== GIVEN ENTRIES ==
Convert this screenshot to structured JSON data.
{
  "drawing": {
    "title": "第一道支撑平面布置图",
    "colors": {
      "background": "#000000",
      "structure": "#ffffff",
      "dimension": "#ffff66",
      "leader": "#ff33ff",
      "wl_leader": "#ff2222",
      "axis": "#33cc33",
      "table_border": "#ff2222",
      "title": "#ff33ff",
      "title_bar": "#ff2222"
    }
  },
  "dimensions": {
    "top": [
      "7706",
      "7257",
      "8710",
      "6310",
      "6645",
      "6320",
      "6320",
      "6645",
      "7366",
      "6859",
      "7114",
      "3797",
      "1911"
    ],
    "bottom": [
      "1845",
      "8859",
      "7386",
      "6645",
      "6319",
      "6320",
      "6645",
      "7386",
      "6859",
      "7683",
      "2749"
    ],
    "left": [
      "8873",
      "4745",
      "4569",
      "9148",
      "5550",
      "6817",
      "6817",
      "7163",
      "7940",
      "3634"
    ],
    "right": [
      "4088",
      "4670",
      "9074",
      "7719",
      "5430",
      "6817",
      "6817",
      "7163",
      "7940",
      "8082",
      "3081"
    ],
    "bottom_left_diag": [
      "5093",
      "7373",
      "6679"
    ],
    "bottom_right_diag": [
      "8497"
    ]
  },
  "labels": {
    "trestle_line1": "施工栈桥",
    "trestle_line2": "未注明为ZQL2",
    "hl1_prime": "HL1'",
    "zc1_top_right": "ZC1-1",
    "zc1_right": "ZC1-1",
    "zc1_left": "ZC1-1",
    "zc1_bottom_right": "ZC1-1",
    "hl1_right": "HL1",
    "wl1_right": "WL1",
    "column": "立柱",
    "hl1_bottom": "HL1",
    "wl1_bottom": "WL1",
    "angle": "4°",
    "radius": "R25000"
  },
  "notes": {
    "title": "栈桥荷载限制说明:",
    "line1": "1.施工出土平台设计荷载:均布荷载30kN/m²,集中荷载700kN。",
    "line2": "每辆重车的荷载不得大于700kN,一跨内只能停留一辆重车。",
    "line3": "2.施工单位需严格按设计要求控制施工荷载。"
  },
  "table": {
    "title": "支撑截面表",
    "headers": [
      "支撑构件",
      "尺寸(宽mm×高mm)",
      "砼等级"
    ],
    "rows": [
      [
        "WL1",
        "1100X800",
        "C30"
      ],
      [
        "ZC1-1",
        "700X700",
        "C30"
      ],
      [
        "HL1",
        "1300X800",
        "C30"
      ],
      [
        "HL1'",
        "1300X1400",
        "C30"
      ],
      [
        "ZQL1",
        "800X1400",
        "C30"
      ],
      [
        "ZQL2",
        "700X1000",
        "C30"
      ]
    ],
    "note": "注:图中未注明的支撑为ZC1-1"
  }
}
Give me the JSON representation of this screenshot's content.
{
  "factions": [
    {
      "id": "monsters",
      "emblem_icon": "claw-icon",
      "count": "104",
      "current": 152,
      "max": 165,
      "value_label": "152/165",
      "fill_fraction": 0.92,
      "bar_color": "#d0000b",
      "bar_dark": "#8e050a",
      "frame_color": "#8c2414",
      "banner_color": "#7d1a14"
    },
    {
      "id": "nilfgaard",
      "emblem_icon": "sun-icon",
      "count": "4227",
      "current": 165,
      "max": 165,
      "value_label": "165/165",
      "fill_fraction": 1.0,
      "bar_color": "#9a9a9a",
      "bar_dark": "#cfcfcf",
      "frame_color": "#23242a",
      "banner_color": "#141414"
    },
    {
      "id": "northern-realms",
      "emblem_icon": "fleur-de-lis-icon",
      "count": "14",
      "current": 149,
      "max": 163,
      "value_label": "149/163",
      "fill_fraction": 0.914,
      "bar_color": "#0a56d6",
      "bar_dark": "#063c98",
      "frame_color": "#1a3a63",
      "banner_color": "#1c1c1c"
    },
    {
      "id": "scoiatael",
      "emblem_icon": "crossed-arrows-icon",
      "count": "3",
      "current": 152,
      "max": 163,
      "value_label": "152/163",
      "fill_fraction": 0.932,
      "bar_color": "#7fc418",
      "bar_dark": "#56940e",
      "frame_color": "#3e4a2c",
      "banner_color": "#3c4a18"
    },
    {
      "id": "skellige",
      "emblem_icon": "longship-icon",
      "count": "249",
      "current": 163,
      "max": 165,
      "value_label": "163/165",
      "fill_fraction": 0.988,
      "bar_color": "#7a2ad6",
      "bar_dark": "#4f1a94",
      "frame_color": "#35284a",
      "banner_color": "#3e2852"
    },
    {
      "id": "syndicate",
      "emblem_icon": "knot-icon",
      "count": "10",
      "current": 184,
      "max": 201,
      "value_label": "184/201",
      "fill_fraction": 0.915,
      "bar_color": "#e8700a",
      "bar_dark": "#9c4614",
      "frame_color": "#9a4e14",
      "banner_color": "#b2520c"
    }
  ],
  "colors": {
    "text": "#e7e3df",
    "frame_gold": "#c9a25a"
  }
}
===
Print the listing above in its entirety, with every line exact.

• **FINAL ANSWER**:
Convert this screenshot to structured JSON data.
{
  "drawing": {
    "title": "第一道支撑平面布置图",
    "colors": {
      "background": "#000000",
      "structure": "#ffffff",
      "dimension": "#ffff66",
      "leader": "#ff33ff",
      "wl_leader": "#ff2222",
      "axis": "#33cc33",
      "table_border": "#ff2222",
      "title": "#ff33ff",
      "title_bar": "#ff2222"
    }
  },
  "dimensions": {
    "top": [
      "7706",
      "7257",
      "8710",
      "6310",
      "6645",
      "6320",
      "6320",
      "6645",
      "7366",
      "6859",
      "7114",
      "3797",
      "1911"
    ],
    "bottom": [
      "1845",
      "8859",
      "7386",
      "6645",
      "6319",
      "6320",
      "6645",
      "7386",
      "6859",
      "7683",
      "2749"
    ],
    "left": [
      "8873",
      "4745",
      "4569",
      "9148",
      "5550",
      "6817",
      "6817",
      "7163",
      "7940",
      "3634"
    ],
    "right": [
      "4088",
      "4670",
      "9074",
      "7719",
      "5430",
      "6817",
      "6817",
      "7163",
      "7940",
      "8082",
      "3081"
    ],
    "bottom_left_diag": [
      "5093",
      "7373",
      "6679"
    ],
    "bottom_right_diag": [
      "8497"
    ]
  },
  "labels": {
    "trestle_line1": "施工栈桥",
    "trestle_line2": "未注明为ZQL2",
    "hl1_prime": "HL1'",
    "zc1_top_right": "ZC1-1",
    "zc1_right": "ZC1-1",
    "zc1_left": "ZC1-1",
    "zc1_bottom_right": "ZC1-1",
    "hl1_right": "HL1",
    "wl1_right": "WL1",
    "column": "立柱",
    "hl1_bottom": "HL1",
    "wl1_bottom": "WL1",
    "angle": "4°",
    "radius": "R25000"
  },
  "notes": {
    "title": "栈桥荷载限制说明:",
    "line1": "1.施工出土平台设计荷载:均布荷载30kN/m²,集中荷载700kN。",
    "line2": "每辆重车的荷载不得大于700kN,一跨内只能停留一辆重车。",
    "line3": "2.施工单位需严格按设计要求控制施工荷载。"
  },
  "table": {
    "title": "支撑截面表",
    "headers": [
      "支撑构件",
      "尺寸(宽mm×高mm)",
      "砼等级"
    ],
    "rows": [
      [
        "WL1",
        "1100X800",
        "C30"
      ],
      [
        "ZC1-1",
        "700X700",
        "C30"
      ],
      [
        "HL1",
        "1300X800",
        "C30"
      ],
      [
        "HL1'",
        "1300X1400",
        "C30"
      ],
      [
        "ZQL1",
        "800X1400",
        "C30"
      ],
      [
        "ZQL2",
        "700X1000",
        "C30"
      ]
    ],
    "note": "注:图中未注明的支撑为ZC1-1"
  }
}
Give me the JSON representation of this screenshot's content.
{
  "factions": [
    {
      "id": "monsters",
      "emblem_icon": "claw-icon",
      "count": "104",
      "current": 152,
      "max": 165,
      "value_label": "152/165",
      "fill_fraction": 0.92,
      "bar_color": "#d0000b",
      "bar_dark": "#8e050a",
      "frame_color": "#8c2414",
      "banner_color": "#7d1a14"
    },
    {
      "id": "nilfgaard",
      "emblem_icon": "sun-icon",
      "count": "4227",
      "current": 165,
      "max": 165,
      "value_label": "165/165",
      "fill_fraction": 1.0,
      "bar_color": "#9a9a9a",
      "bar_dark": "#cfcfcf",
      "frame_color": "#23242a",
      "banner_color": "#141414"
    },
    {
      "id": "northern-realms",
      "emblem_icon": "fleur-de-lis-icon",
      "count": "14",
      "current": 149,
      "max": 163,
      "value_label": "149/163",
      "fill_fraction": 0.914,
      "bar_color": "#0a56d6",
      "bar_dark": "#063c98",
      "frame_color": "#1a3a63",
      "banner_color": "#1c1c1c"
    },
    {
      "id": "scoiatael",
      "emblem_icon": "crossed-arrows-icon",
      "count": "3",
      "current": 152,
      "max": 163,
      "value_label": "152/163",
      "fill_fraction": 0.932,
      "bar_color": "#7fc418",
      "bar_dark": "#56940e",
      "frame_color": "#3e4a2c",
      "banner_color": "#3c4a18"
    },
    {
      "id": "skellige",
      "emblem_icon": "longship-icon",
      "count": "249",
      "current": 163,
      "max": 165,
      "value_label": "163/165",
      "fill_fraction": 0.988,
      "bar_color": "#7a2ad6",
      "bar_dark": "#4f1a94",
      "frame_color": "#35284a",
      "banner_color": "#3e2852"
    },
    {
      "id": "syndicate",
      "emblem_icon": "knot-icon",
      "count": "10",
      "current": 184,
      "max": 201,
      "value_label": "184/201",
      "fill_fraction": 0.915,
      "bar_color": "#e8700a",
      "bar_dark": "#9c4614",
      "frame_color": "#9a4e14",
      "banner_color": "#b2520c"
    }
  ],
  "colors": {
    "text": "#e7e3df",
    "frame_gold": "#c9a25a"
  }
}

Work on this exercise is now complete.